Required work — Copy out the records in full, word for word, without pictures.

The input —
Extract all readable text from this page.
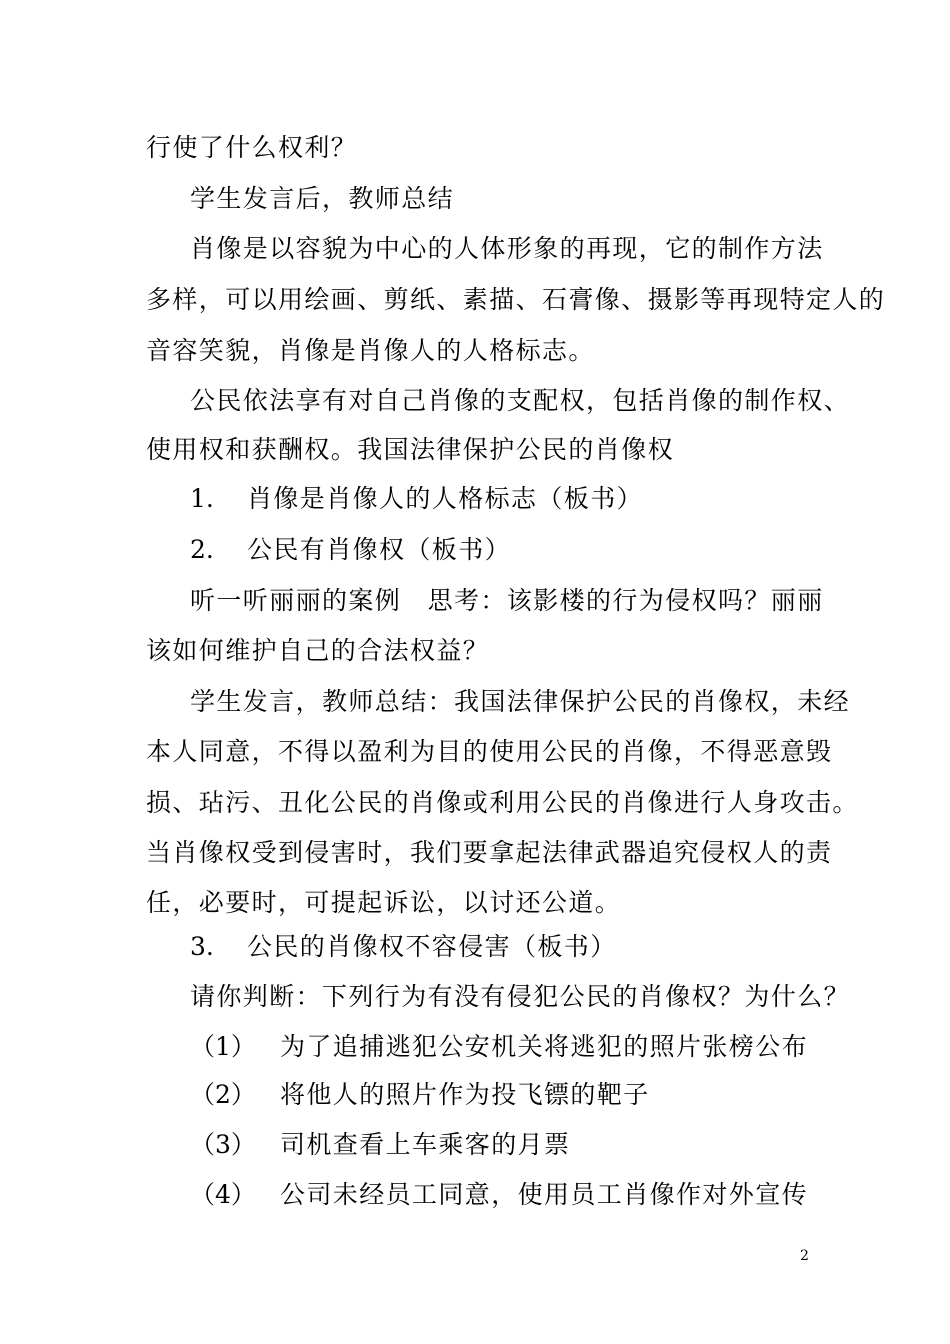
行使了什么权利？
学生发言后，教师总结
肖像是以容貌为中心的人体形象的再现，它的制作方法
多样，可以用绘画、剪纸、素描、石膏像、摄影等再现特定人的
音容笑貌，肖像是肖像人的人格标志。
公民依法享有对自己肖像的支配权，包括肖像的制作权、
使用权和获酬权。我国法律保护公民的肖像权
1. 肖像是肖像人的人格标志（板书）
2. 公民有肖像权（板书）
听一听丽丽的案例　思考：该影楼的行为侵权吗？丽丽
该如何维护自己的合法权益？
学生发言，教师总结：我国法律保护公民的肖像权，未经
本人同意，不得以盈利为目的使用公民的肖像，不得恶意毁
损、玷污、丑化公民的肖像或利用公民的肖像进行人身攻击。
当肖像权受到侵害时，我们要拿起法律武器追究侵权人的责
任，必要时，可提起诉讼，以讨还公道。
3. 公民的肖像权不容侵害（板书）
请你判断：下列行为有没有侵犯公民的肖像权？为什么？
（1） 为了追捕逃犯公安机关将逃犯的照片张榜公布
（2） 将他人的照片作为投飞镖的靶子
（3） 司机查看上车乘客的月票
（4） 公司未经员工同意，使用员工肖像作对外宣传
2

Exercise response —
Extract all readable text from this page.
行使了什么权利？
学生发言后，教师总结
肖像是以容貌为中心的人体形象的再现，它的制作方法
多样，可以用绘画、剪纸、素描、石膏像、摄影等再现特定人的
音容笑貌，肖像是肖像人的人格标志。
公民依法享有对自己肖像的支配权，包括肖像的制作权、
使用权和获酬权。我国法律保护公民的肖像权
1. 肖像是肖像人的人格标志（板书）
2. 公民有肖像权（板书）
听一听丽丽的案例　思考：该影楼的行为侵权吗？丽丽
该如何维护自己的合法权益？
学生发言，教师总结：我国法律保护公民的肖像权，未经
本人同意，不得以盈利为目的使用公民的肖像，不得恶意毁
损、玷污、丑化公民的肖像或利用公民的肖像进行人身攻击。
当肖像权受到侵害时，我们要拿起法律武器追究侵权人的责
任，必要时，可提起诉讼，以讨还公道。
3. 公民的肖像权不容侵害（板书）
请你判断：下列行为有没有侵犯公民的肖像权？为什么？
（1） 为了追捕逃犯公安机关将逃犯的照片张榜公布
（2） 将他人的照片作为投飞镖的靶子
（3） 司机查看上车乘客的月票
（4） 公司未经员工同意，使用员工肖像作对外宣传
2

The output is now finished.